Raw records ::
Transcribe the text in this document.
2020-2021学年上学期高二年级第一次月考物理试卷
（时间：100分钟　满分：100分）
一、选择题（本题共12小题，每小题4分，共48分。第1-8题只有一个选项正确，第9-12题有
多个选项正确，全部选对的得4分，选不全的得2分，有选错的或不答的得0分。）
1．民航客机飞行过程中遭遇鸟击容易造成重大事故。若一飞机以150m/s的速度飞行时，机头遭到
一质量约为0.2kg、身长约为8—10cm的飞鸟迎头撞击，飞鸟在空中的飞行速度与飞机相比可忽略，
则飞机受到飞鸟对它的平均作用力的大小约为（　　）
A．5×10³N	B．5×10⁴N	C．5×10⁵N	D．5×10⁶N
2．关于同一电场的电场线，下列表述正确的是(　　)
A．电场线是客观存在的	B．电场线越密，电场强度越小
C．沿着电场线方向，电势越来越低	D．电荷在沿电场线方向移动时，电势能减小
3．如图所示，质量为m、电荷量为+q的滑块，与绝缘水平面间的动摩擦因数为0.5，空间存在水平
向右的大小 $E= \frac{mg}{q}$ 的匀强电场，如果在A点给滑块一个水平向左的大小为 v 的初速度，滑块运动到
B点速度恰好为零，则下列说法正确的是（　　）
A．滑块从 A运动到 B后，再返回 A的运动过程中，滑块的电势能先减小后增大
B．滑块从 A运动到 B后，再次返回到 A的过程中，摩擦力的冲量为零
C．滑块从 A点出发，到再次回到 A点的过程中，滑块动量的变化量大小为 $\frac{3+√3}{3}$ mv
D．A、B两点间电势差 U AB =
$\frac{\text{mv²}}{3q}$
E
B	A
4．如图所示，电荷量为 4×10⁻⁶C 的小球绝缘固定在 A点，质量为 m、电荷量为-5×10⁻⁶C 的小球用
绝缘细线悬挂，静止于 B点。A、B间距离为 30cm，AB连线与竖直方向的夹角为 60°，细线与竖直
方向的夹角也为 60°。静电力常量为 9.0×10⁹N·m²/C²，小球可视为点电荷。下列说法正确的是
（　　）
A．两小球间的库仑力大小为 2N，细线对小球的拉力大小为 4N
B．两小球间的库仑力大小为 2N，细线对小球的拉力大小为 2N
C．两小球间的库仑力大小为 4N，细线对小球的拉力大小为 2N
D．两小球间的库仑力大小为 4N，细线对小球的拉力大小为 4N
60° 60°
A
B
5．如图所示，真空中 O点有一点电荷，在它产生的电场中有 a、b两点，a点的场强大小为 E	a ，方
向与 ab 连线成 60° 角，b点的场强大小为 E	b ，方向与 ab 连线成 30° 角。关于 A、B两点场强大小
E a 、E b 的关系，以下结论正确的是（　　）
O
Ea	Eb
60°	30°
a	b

Written instruction :: Reproduce the listing above word for word.

Solution to the problem ::
Transcribe the text in this document.
2020-2021学年上学期高二年级第一次月考物理试卷
（时间：100分钟　满分：100分）
一、选择题（本题共12小题，每小题4分，共48分。第1-8题只有一个选项正确，第9-12题有
多个选项正确，全部选对的得4分，选不全的得2分，有选错的或不答的得0分。）
1．民航客机飞行过程中遭遇鸟击容易造成重大事故。若一飞机以150m/s的速度飞行时，机头遭到
一质量约为0.2kg、身长约为8—10cm的飞鸟迎头撞击，飞鸟在空中的飞行速度与飞机相比可忽略，
则飞机受到飞鸟对它的平均作用力的大小约为（　　）
A．5×10³N	B．5×10⁴N	C．5×10⁵N	D．5×10⁶N
2．关于同一电场的电场线，下列表述正确的是(　　)
A．电场线是客观存在的	B．电场线越密，电场强度越小
C．沿着电场线方向，电势越来越低	D．电荷在沿电场线方向移动时，电势能减小
3．如图所示，质量为m、电荷量为+q的滑块，与绝缘水平面间的动摩擦因数为0.5，空间存在水平
向右的大小 $E= \frac{mg}{q}$ 的匀强电场，如果在A点给滑块一个水平向左的大小为 v 的初速度，滑块运动到
B点速度恰好为零，则下列说法正确的是（　　）
A．滑块从 A运动到 B后，再返回 A的运动过程中，滑块的电势能先减小后增大
B．滑块从 A运动到 B后，再次返回到 A的过程中，摩擦力的冲量为零
C．滑块从 A点出发，到再次回到 A点的过程中，滑块动量的变化量大小为 $\frac{3+√3}{3}$ mv
D．A、B两点间电势差 U AB =
$\frac{\text{mv²}}{3q}$
E
B	A
4．如图所示，电荷量为 4×10⁻⁶C 的小球绝缘固定在 A点，质量为 m、电荷量为-5×10⁻⁶C 的小球用
绝缘细线悬挂，静止于 B点。A、B间距离为 30cm，AB连线与竖直方向的夹角为 60°，细线与竖直
方向的夹角也为 60°。静电力常量为 9.0×10⁹N·m²/C²，小球可视为点电荷。下列说法正确的是
（　　）
A．两小球间的库仑力大小为 2N，细线对小球的拉力大小为 4N
B．两小球间的库仑力大小为 2N，细线对小球的拉力大小为 2N
C．两小球间的库仑力大小为 4N，细线对小球的拉力大小为 2N
D．两小球间的库仑力大小为 4N，细线对小球的拉力大小为 4N
60° 60°
A
B
5．如图所示，真空中 O点有一点电荷，在它产生的电场中有 a、b两点，a点的场强大小为 E	a ，方
向与 ab 连线成 60° 角，b点的场强大小为 E	b ，方向与 ab 连线成 30° 角。关于 A、B两点场强大小
E a 、E b 的关系，以下结论正确的是（　　）
O
Ea	Eb
60°	30°
a	b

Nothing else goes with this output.